▶ **Direction**
You are to retype all of the data exactly as it appears.

(Records excerpted from a collection)
○ ○ ○ ○ ○
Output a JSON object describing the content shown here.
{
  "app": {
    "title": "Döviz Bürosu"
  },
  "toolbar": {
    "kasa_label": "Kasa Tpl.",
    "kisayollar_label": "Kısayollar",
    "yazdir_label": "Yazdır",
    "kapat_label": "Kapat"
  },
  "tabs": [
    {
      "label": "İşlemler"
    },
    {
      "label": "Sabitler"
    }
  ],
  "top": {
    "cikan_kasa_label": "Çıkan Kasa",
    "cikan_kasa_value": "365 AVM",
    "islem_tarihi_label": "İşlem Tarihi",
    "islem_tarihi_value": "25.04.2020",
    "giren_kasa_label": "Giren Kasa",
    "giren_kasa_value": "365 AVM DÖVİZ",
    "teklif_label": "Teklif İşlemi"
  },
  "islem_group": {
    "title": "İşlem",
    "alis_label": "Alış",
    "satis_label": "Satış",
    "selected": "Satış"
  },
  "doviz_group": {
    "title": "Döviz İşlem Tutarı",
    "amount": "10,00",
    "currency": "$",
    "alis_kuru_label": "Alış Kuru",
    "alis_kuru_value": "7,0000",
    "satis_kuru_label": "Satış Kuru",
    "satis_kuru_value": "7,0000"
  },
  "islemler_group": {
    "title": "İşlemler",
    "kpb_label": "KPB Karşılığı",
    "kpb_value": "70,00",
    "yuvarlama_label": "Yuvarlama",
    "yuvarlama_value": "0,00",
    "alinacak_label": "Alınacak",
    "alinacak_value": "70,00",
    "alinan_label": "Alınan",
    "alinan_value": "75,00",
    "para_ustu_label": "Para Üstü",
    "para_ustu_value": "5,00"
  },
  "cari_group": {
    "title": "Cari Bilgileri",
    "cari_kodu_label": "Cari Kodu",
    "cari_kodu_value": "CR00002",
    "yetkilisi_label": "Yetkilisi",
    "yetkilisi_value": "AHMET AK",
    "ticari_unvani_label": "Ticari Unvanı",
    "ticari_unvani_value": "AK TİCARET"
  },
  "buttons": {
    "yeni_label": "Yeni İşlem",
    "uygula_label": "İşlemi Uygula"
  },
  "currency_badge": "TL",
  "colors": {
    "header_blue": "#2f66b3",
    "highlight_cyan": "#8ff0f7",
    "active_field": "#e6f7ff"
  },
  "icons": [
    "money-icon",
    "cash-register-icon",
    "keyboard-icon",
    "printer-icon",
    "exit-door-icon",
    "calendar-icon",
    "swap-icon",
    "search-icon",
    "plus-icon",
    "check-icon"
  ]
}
○ ○ ○ ○ ○
▶ **Final answer**
Output a JSON object describing the content shown here.
{
  "app": {
    "title": "Döviz Bürosu"
  },
  "toolbar": {
    "kasa_label": "Kasa Tpl.",
    "kisayollar_label": "Kısayollar",
    "yazdir_label": "Yazdır",
    "kapat_label": "Kapat"
  },
  "tabs": [
    {
      "label": "İşlemler"
    },
    {
      "label": "Sabitler"
    }
  ],
  "top": {
    "cikan_kasa_label": "Çıkan Kasa",
    "cikan_kasa_value": "365 AVM",
    "islem_tarihi_label": "İşlem Tarihi",
    "islem_tarihi_value": "25.04.2020",
    "giren_kasa_label": "Giren Kasa",
    "giren_kasa_value": "365 AVM DÖVİZ",
    "teklif_label": "Teklif İşlemi"
  },
  "islem_group": {
    "title": "İşlem",
    "alis_label": "Alış",
    "satis_label": "Satış",
    "selected": "Satış"
  },
  "doviz_group": {
    "title": "Döviz İşlem Tutarı",
    "amount": "10,00",
    "currency": "$",
    "alis_kuru_label": "Alış Kuru",
    "alis_kuru_value": "7,0000",
    "satis_kuru_label": "Satış Kuru",
    "satis_kuru_value": "7,0000"
  },
  "islemler_group": {
    "title": "İşlemler",
    "kpb_label": "KPB Karşılığı",
    "kpb_value": "70,00",
    "yuvarlama_label": "Yuvarlama",
    "yuvarlama_value": "0,00",
    "alinacak_label": "Alınacak",
    "alinacak_value": "70,00",
    "alinan_label": "Alınan",
    "alinan_value": "75,00",
    "para_ustu_label": "Para Üstü",
    "para_ustu_value": "5,00"
  },
  "cari_group": {
    "title": "Cari Bilgileri",
    "cari_kodu_label": "Cari Kodu",
    "cari_kodu_value": "CR00002",
    "yetkilisi_label": "Yetkilisi",
    "yetkilisi_value": "AHMET AK",
    "ticari_unvani_label": "Ticari Unvanı",
    "ticari_unvani_value": "AK TİCARET"
  },
  "buttons": {
    "yeni_label": "Yeni İşlem",
    "uygula_label": "İşlemi Uygula"
  },
  "currency_badge": "TL",
  "colors": {
    "header_blue": "#2f66b3",
    "highlight_cyan": "#8ff0f7",
    "active_field": "#e6f7ff"
  },
  "icons": [
    "money-icon",
    "cash-register-icon",
    "keyboard-icon",
    "printer-icon",
    "exit-door-icon",
    "calendar-icon",
    "swap-icon",
    "search-icon",
    "plus-icon",
    "check-icon"
  ]
}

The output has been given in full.